#### RECORDS PROVIDED

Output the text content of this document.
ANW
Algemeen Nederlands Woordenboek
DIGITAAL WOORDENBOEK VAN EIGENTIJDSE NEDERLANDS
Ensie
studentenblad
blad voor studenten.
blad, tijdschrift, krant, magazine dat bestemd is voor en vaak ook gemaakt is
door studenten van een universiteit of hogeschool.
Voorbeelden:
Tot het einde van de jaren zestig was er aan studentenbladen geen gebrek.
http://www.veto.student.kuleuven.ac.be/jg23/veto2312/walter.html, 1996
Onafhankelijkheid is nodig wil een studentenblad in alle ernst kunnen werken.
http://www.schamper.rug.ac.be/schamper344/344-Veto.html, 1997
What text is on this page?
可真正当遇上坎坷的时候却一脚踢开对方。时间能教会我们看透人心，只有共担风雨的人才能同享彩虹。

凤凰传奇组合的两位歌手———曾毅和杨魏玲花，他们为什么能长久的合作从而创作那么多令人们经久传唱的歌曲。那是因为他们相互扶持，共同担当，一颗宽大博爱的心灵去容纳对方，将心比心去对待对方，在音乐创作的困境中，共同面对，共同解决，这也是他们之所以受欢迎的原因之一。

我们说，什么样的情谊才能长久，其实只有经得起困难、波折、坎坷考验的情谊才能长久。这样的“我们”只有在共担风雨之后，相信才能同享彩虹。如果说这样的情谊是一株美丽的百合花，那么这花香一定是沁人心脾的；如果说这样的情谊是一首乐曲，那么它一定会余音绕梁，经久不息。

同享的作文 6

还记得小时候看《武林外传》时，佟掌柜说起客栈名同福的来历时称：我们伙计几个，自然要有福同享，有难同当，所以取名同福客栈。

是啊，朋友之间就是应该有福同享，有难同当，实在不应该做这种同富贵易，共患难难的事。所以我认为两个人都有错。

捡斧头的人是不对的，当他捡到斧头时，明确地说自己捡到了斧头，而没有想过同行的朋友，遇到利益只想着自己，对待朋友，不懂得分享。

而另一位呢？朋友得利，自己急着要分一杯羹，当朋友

########

EXERCISE TASK -
Output each record precisely as given.

FULL ANSWER -
Output the text content of this document.
ANW
Algemeen Nederlands Woordenboek
DIGITAAL WOORDENBOEK VAN EIGENTIJDSE NEDERLANDS
Ensie
studentenblad
blad voor studenten.
blad, tijdschrift, krant, magazine dat bestemd is voor en vaak ook gemaakt is
door studenten van een universiteit of hogeschool.
Voorbeelden:
Tot het einde van de jaren zestig was er aan studentenbladen geen gebrek.
http://www.veto.student.kuleuven.ac.be/jg23/veto2312/walter.html, 1996
Onafhankelijkheid is nodig wil een studentenblad in alle ernst kunnen werken.
http://www.schamper.rug.ac.be/schamper344/344-Veto.html, 1997
What text is on this page?
可真正当遇上坎坷的时候却一脚踢开对方。时间能教会我们看透人心，只有共担风雨的人才能同享彩虹。

凤凰传奇组合的两位歌手———曾毅和杨魏玲花，他们为什么能长久的合作从而创作那么多令人们经久传唱的歌曲。那是因为他们相互扶持，共同担当，一颗宽大博爱的心灵去容纳对方，将心比心去对待对方，在音乐创作的困境中，共同面对，共同解决，这也是他们之所以受欢迎的原因之一。

我们说，什么样的情谊才能长久，其实只有经得起困难、波折、坎坷考验的情谊才能长久。这样的“我们”只有在共担风雨之后，相信才能同享彩虹。如果说这样的情谊是一株美丽的百合花，那么这花香一定是沁人心脾的；如果说这样的情谊是一首乐曲，那么它一定会余音绕梁，经久不息。

同享的作文 6

还记得小时候看《武林外传》时，佟掌柜说起客栈名同福的来历时称：我们伙计几个，自然要有福同享，有难同当，所以取名同福客栈。

是啊，朋友之间就是应该有福同享，有难同当，实在不应该做这种同富贵易，共患难难的事。所以我认为两个人都有错。

捡斧头的人是不对的，当他捡到斧头时，明确地说自己捡到了斧头，而没有想过同行的朋友，遇到利益只想着自己，对待朋友，不懂得分享。

而另一位呢？朋友得利，自己急着要分一杯羹，当朋友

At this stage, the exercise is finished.